What this task involves: Reproduce every line of the listing as written, apart from the pictures.

Extracted entries:
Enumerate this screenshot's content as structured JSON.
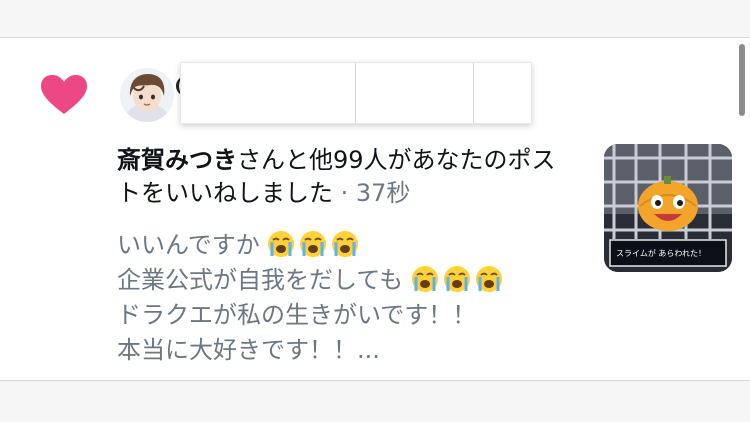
{
  "notification": {
    "actor_name": "斎賀みつき",
    "action_text": "さんと他99人があなたのポストをいいねしました",
    "separator": " · ",
    "time_ago": "37秒"
  },
  "post": {
    "lines": [
      "いいんですか",
      "企業公式が自我をだしても",
      "ドラクエが私の生きがいです！！",
      "本当に大好きです！！..."
    ]
  },
  "thumbnail": {
    "caption": "スライムが あらわれた！"
  },
  "icons": {
    "like": "heart-icon",
    "reaction": "loudly-crying-face-emoji"
  },
  "colors": {
    "heart": "#ec4884",
    "secondary_text": "#6b7884",
    "primary_text": "#0f1419"
  }
}
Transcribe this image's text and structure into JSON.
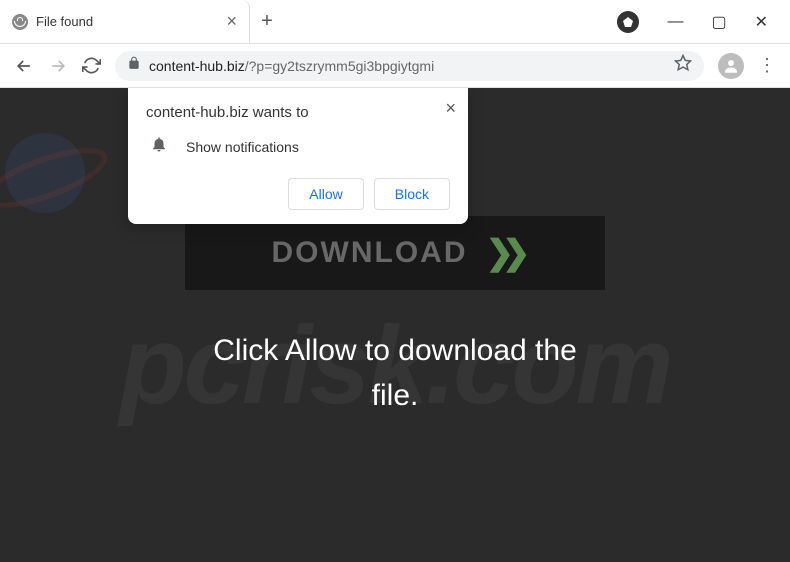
{
  "tab": {
    "title": "File found"
  },
  "url": {
    "domain": "content-hub.biz",
    "path": "/?p=gy2tszrymm5gi3bpgiytgmi"
  },
  "popup": {
    "title": "content-hub.biz wants to",
    "permission": "Show notifications",
    "allow": "Allow",
    "block": "Block"
  },
  "page": {
    "download_label": "DOWNLOAD",
    "message_line1": "Click Allow to download the",
    "message_line2": "file."
  },
  "watermark": "pcrisk.com"
}
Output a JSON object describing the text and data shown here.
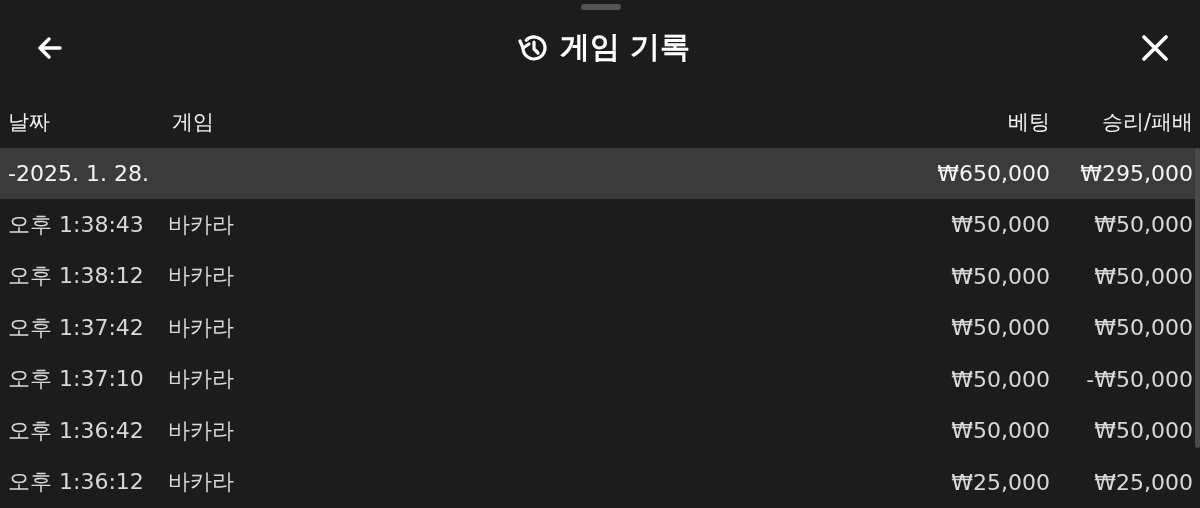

Answer in full:
Enumerate this screenshot's content as structured JSON.
{
  "notification": {
    "actor_name": "斎賀みつき",
    "action_text": "さんと他99人があなたのポストをいいねしました",
    "separator": " · ",
    "time_ago": "37秒"
  },
  "post": {
    "lines": [
      "いいんですか",
      "企業公式が自我をだしても",
      "ドラクエが私の生きがいです！！",
      "本当に大好きです！！..."
    ]
  },
  "thumbnail": {
    "caption": "スライムが あらわれた！"
  },
  "icons": {
    "like": "heart-icon",
    "reaction": "loudly-crying-face-emoji"
  },
  "colors": {
    "heart": "#ec4884",
    "secondary_text": "#6b7884",
    "primary_text": "#0f1419"
  }
}
Transcribe this image's text and structure into JSON.
{
  "tab": {
    "title": "File found"
  },
  "url": {
    "domain": "content-hub.biz",
    "path": "/?p=gy2tszrymm5gi3bpgiytgmi"
  },
  "popup": {
    "title": "content-hub.biz wants to",
    "permission": "Show notifications",
    "allow": "Allow",
    "block": "Block"
  },
  "page": {
    "download_label": "DOWNLOAD",
    "message_line1": "Click Allow to download the",
    "message_line2": "file."
  },
  "watermark": "pcrisk.com"
}
Output a JSON object describing the text and data shown here.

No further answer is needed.